INSTRUCTIONS FOR THE TASK: Put the lines below into a JSON list of strings, one string per line and no blank lines, starting with the first line and ending with the line that contains "- previous-sheet-icon[interactable]: [32, 436, 36, 444]".

(Annotated element entries)
----------

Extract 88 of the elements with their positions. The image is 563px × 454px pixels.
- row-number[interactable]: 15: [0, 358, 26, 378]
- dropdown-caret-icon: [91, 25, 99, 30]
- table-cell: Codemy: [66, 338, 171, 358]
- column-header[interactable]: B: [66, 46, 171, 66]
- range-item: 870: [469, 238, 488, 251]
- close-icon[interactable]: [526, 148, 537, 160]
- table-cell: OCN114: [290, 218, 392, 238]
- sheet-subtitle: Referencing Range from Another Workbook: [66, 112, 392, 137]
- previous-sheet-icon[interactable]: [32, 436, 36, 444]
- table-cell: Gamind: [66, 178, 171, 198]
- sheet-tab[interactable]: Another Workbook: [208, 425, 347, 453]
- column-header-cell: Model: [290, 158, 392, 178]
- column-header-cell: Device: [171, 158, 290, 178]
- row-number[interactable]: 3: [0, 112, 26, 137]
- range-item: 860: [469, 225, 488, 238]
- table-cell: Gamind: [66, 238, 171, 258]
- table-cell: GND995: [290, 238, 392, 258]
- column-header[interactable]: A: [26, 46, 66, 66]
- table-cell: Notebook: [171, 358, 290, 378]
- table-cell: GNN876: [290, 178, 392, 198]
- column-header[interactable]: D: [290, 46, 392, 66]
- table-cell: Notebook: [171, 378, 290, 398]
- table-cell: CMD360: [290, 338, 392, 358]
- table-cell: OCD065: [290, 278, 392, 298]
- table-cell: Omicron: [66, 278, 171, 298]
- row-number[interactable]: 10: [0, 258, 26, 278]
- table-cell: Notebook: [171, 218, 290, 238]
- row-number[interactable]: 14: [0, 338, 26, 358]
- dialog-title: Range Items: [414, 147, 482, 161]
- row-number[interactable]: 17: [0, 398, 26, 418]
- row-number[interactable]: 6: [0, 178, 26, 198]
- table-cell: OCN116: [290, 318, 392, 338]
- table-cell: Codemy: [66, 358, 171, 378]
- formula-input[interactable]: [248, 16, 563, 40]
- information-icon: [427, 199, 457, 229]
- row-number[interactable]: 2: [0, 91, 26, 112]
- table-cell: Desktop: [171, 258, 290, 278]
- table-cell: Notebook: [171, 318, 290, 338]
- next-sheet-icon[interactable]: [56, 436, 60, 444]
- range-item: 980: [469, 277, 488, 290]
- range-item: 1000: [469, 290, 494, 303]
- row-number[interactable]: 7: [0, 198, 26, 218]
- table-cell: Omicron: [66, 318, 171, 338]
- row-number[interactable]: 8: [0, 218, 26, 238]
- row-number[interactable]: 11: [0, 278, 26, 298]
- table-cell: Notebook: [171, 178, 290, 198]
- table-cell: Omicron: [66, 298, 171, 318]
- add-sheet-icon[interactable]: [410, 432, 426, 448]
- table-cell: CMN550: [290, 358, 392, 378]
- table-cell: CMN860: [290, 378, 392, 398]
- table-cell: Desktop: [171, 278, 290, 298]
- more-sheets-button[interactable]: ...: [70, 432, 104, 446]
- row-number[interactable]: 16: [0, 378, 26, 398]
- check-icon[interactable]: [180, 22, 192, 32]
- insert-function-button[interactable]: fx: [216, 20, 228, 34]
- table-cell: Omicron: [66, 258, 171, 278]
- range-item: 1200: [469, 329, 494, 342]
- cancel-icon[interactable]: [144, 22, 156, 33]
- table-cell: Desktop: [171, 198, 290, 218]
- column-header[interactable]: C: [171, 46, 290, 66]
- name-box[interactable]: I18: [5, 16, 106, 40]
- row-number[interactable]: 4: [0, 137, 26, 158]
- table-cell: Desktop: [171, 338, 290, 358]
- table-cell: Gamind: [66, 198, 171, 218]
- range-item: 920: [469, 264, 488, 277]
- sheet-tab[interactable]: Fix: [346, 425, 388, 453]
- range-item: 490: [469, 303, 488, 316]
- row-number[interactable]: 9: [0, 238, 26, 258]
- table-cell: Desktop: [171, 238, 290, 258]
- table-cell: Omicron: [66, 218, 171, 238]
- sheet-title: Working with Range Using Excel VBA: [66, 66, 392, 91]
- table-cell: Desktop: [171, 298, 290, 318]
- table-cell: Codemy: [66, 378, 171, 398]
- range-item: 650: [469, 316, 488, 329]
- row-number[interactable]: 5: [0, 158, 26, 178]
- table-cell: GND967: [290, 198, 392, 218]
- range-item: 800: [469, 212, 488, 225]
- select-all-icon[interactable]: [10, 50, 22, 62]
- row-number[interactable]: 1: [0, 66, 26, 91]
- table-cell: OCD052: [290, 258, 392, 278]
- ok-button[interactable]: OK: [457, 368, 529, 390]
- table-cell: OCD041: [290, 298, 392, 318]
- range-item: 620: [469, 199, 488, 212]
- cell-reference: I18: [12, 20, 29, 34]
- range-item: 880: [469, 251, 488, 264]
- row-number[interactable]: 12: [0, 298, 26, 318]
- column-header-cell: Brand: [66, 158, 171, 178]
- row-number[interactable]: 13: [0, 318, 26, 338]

----------

SOLUTION TO THIS PROBLEM:
[
  "Extract 88 of the elements with their positions. The image is 563px × 454px pixels.",
  "- row-number[interactable]: 15: [0, 358, 26, 378]",
  "- dropdown-caret-icon: [91, 25, 99, 30]",
  "- table-cell: Codemy: [66, 338, 171, 358]",
  "- column-header[interactable]: B: [66, 46, 171, 66]",
  "- range-item: 870: [469, 238, 488, 251]",
  "- close-icon[interactable]: [526, 148, 537, 160]",
  "- table-cell: OCN114: [290, 218, 392, 238]",
  "- sheet-subtitle: Referencing Range from Another Workbook: [66, 112, 392, 137]",
  "- previous-sheet-icon[interactable]: [32, 436, 36, 444]"
]